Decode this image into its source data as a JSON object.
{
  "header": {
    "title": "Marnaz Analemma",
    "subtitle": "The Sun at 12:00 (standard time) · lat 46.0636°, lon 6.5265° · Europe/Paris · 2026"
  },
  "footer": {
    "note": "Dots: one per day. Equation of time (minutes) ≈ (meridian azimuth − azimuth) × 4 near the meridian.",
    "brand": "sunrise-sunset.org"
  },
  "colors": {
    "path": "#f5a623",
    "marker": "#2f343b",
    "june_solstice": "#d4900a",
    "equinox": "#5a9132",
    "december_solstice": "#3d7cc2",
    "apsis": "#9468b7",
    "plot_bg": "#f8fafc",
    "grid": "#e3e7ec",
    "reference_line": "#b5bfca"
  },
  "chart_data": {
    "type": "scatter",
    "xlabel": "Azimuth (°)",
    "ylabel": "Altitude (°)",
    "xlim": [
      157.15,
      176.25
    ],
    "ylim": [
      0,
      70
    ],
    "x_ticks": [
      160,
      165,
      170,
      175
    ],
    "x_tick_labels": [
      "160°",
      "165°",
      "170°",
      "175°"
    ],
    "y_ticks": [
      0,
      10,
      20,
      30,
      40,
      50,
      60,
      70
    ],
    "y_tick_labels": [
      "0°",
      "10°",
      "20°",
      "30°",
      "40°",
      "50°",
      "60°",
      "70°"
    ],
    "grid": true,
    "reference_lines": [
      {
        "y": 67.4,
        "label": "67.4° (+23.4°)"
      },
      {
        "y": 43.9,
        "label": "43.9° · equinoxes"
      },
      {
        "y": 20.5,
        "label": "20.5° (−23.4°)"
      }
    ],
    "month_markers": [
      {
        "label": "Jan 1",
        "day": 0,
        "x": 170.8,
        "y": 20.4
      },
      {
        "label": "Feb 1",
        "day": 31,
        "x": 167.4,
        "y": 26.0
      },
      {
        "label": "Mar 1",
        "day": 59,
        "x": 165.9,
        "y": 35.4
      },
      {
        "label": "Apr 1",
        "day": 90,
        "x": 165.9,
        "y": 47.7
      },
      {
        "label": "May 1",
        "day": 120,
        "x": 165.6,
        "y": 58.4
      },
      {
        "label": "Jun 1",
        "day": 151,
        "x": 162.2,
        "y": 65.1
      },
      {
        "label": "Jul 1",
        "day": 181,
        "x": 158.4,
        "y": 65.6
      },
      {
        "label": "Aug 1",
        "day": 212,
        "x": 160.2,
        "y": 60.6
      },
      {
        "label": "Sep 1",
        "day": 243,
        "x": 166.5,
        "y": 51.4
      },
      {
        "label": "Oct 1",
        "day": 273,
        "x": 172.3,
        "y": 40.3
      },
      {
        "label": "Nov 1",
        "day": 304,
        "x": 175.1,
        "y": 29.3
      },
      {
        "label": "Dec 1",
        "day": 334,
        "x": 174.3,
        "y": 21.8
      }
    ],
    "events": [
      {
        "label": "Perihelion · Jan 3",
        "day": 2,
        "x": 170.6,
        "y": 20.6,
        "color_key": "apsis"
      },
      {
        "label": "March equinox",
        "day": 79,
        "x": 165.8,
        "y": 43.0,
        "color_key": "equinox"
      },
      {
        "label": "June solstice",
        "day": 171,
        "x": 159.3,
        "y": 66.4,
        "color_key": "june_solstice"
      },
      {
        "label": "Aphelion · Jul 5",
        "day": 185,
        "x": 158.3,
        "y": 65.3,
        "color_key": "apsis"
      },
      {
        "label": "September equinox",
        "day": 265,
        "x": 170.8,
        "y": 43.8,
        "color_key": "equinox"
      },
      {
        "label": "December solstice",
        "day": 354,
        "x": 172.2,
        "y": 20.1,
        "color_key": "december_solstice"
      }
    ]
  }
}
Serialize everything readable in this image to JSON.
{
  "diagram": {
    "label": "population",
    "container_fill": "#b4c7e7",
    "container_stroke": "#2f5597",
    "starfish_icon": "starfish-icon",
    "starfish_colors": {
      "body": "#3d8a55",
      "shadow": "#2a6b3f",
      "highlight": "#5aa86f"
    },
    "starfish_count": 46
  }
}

---

=== Challenge ===
Return each entry from above without altering a single character.

=== Full solution ===
Decode this image into its source data as a JSON object.
{
  "header": {
    "title": "Marnaz Analemma",
    "subtitle": "The Sun at 12:00 (standard time) · lat 46.0636°, lon 6.5265° · Europe/Paris · 2026"
  },
  "footer": {
    "note": "Dots: one per day. Equation of time (minutes) ≈ (meridian azimuth − azimuth) × 4 near the meridian.",
    "brand": "sunrise-sunset.org"
  },
  "colors": {
    "path": "#f5a623",
    "marker": "#2f343b",
    "june_solstice": "#d4900a",
    "equinox": "#5a9132",
    "december_solstice": "#3d7cc2",
    "apsis": "#9468b7",
    "plot_bg": "#f8fafc",
    "grid": "#e3e7ec",
    "reference_line": "#b5bfca"
  },
  "chart_data": {
    "type": "scatter",
    "xlabel": "Azimuth (°)",
    "ylabel": "Altitude (°)",
    "xlim": [
      157.15,
      176.25
    ],
    "ylim": [
      0,
      70
    ],
    "x_ticks": [
      160,
      165,
      170,
      175
    ],
    "x_tick_labels": [
      "160°",
      "165°",
      "170°",
      "175°"
    ],
    "y_ticks": [
      0,
      10,
      20,
      30,
      40,
      50,
      60,
      70
    ],
    "y_tick_labels": [
      "0°",
      "10°",
      "20°",
      "30°",
      "40°",
      "50°",
      "60°",
      "70°"
    ],
    "grid": true,
    "reference_lines": [
      {
        "y": 67.4,
        "label": "67.4° (+23.4°)"
      },
      {
        "y": 43.9,
        "label": "43.9° · equinoxes"
      },
      {
        "y": 20.5,
        "label": "20.5° (−23.4°)"
      }
    ],
    "month_markers": [
      {
        "label": "Jan 1",
        "day": 0,
        "x": 170.8,
        "y": 20.4
      },
      {
        "label": "Feb 1",
        "day": 31,
        "x": 167.4,
        "y": 26.0
      },
      {
        "label": "Mar 1",
        "day": 59,
        "x": 165.9,
        "y": 35.4
      },
      {
        "label": "Apr 1",
        "day": 90,
        "x": 165.9,
        "y": 47.7
      },
      {
        "label": "May 1",
        "day": 120,
        "x": 165.6,
        "y": 58.4
      },
      {
        "label": "Jun 1",
        "day": 151,
        "x": 162.2,
        "y": 65.1
      },
      {
        "label": "Jul 1",
        "day": 181,
        "x": 158.4,
        "y": 65.6
      },
      {
        "label": "Aug 1",
        "day": 212,
        "x": 160.2,
        "y": 60.6
      },
      {
        "label": "Sep 1",
        "day": 243,
        "x": 166.5,
        "y": 51.4
      },
      {
        "label": "Oct 1",
        "day": 273,
        "x": 172.3,
        "y": 40.3
      },
      {
        "label": "Nov 1",
        "day": 304,
        "x": 175.1,
        "y": 29.3
      },
      {
        "label": "Dec 1",
        "day": 334,
        "x": 174.3,
        "y": 21.8
      }
    ],
    "events": [
      {
        "label": "Perihelion · Jan 3",
        "day": 2,
        "x": 170.6,
        "y": 20.6,
        "color_key": "apsis"
      },
      {
        "label": "March equinox",
        "day": 79,
        "x": 165.8,
        "y": 43.0,
        "color_key": "equinox"
      },
      {
        "label": "June solstice",
        "day": 171,
        "x": 159.3,
        "y": 66.4,
        "color_key": "june_solstice"
      },
      {
        "label": "Aphelion · Jul 5",
        "day": 185,
        "x": 158.3,
        "y": 65.3,
        "color_key": "apsis"
      },
      {
        "label": "September equinox",
        "day": 265,
        "x": 170.8,
        "y": 43.8,
        "color_key": "equinox"
      },
      {
        "label": "December solstice",
        "day": 354,
        "x": 172.2,
        "y": 20.1,
        "color_key": "december_solstice"
      }
    ]
  }
}
Serialize everything readable in this image to JSON.
{
  "diagram": {
    "label": "population",
    "container_fill": "#b4c7e7",
    "container_stroke": "#2f5597",
    "starfish_icon": "starfish-icon",
    "starfish_colors": {
      "body": "#3d8a55",
      "shadow": "#2a6b3f",
      "highlight": "#5aa86f"
    },
    "starfish_count": 46
  }
}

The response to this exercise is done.